**STATED TASK**.
Check every line of the entries that follow, and copy the ones containing "color".

______________________________

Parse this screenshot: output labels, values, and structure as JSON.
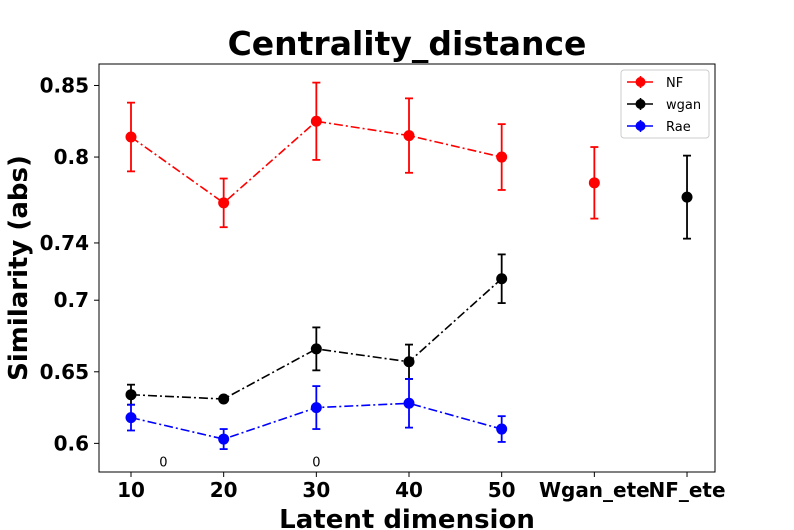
{
  "chart_data": {
    "type": "line",
    "title": "Centrality_distance",
    "xlabel": "Latent dimension",
    "ylabel": "Similarity (abs)",
    "categories": [
      "10",
      "20",
      "30",
      "40",
      "50",
      "Wgan_ete",
      "NF_ete"
    ],
    "ylim": [
      0.58,
      0.865
    ],
    "yticks": [
      0.6,
      0.65,
      0.7,
      0.74,
      0.8,
      0.85
    ],
    "ytick_labels": [
      "0.6",
      "0.65",
      "0.7",
      "0.74",
      "0.8",
      "0.85"
    ],
    "grid": false,
    "legend_position": "top-right",
    "series": [
      {
        "name": "NF",
        "color": "#ff0000",
        "line_style": "dashdot",
        "points": [
          {
            "cat": 0,
            "y": 0.814,
            "err": 0.024
          },
          {
            "cat": 1,
            "y": 0.768,
            "err": 0.017
          },
          {
            "cat": 2,
            "y": 0.825,
            "err": 0.027
          },
          {
            "cat": 3,
            "y": 0.815,
            "err": 0.026
          },
          {
            "cat": 4,
            "y": 0.8,
            "err": 0.023
          }
        ],
        "extra_points": [
          {
            "cat": 5,
            "y": 0.782,
            "err": 0.025
          }
        ]
      },
      {
        "name": "wgan",
        "color": "#000000",
        "line_style": "dashdot",
        "points": [
          {
            "cat": 0,
            "y": 0.634,
            "err": 0.007
          },
          {
            "cat": 1,
            "y": 0.631,
            "err": 0.0
          },
          {
            "cat": 2,
            "y": 0.666,
            "err": 0.015
          },
          {
            "cat": 3,
            "y": 0.657,
            "err": 0.012
          },
          {
            "cat": 4,
            "y": 0.715,
            "err": 0.017
          }
        ],
        "extra_points": [
          {
            "cat": 6,
            "y": 0.772,
            "err": 0.029
          }
        ]
      },
      {
        "name": "Rae",
        "color": "#0000ff",
        "line_style": "dashdot",
        "points": [
          {
            "cat": 0,
            "y": 0.618,
            "err": 0.009
          },
          {
            "cat": 1,
            "y": 0.603,
            "err": 0.007
          },
          {
            "cat": 2,
            "y": 0.625,
            "err": 0.015
          },
          {
            "cat": 3,
            "y": 0.628,
            "err": 0.017
          },
          {
            "cat": 4,
            "y": 0.61,
            "err": 0.009
          }
        ]
      }
    ],
    "annotations": [
      {
        "text": "0",
        "at_cat": 0.35,
        "y": 0.584
      },
      {
        "text": "0",
        "at_cat": 2.0,
        "y": 0.584
      }
    ]
  }
}
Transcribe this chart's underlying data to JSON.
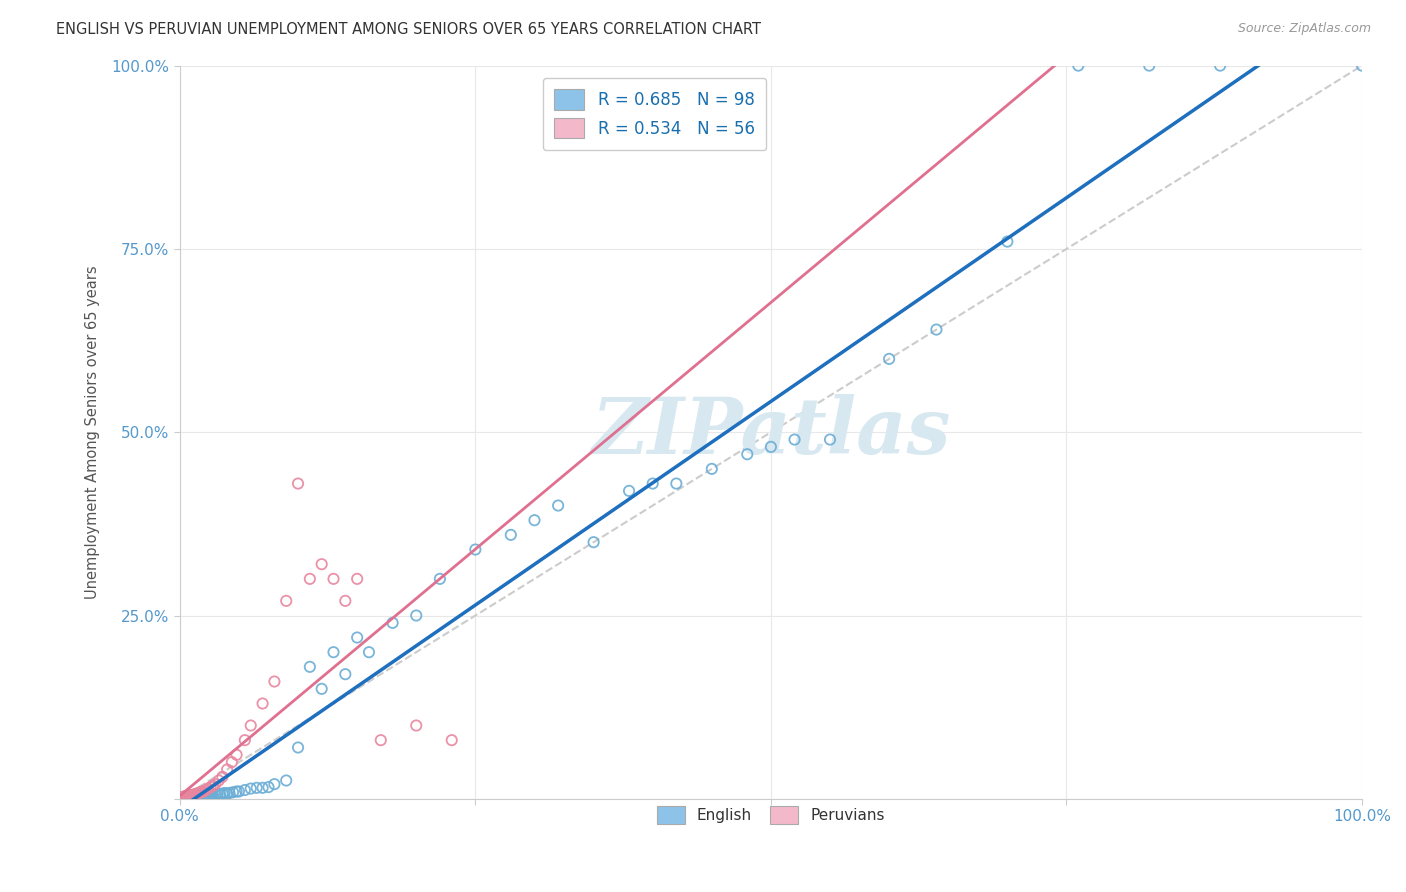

______________________________

**WRITTEN REPLY**.
        "color": "#ff0000",
        "color": "#000000",
        "color": "#0000ff",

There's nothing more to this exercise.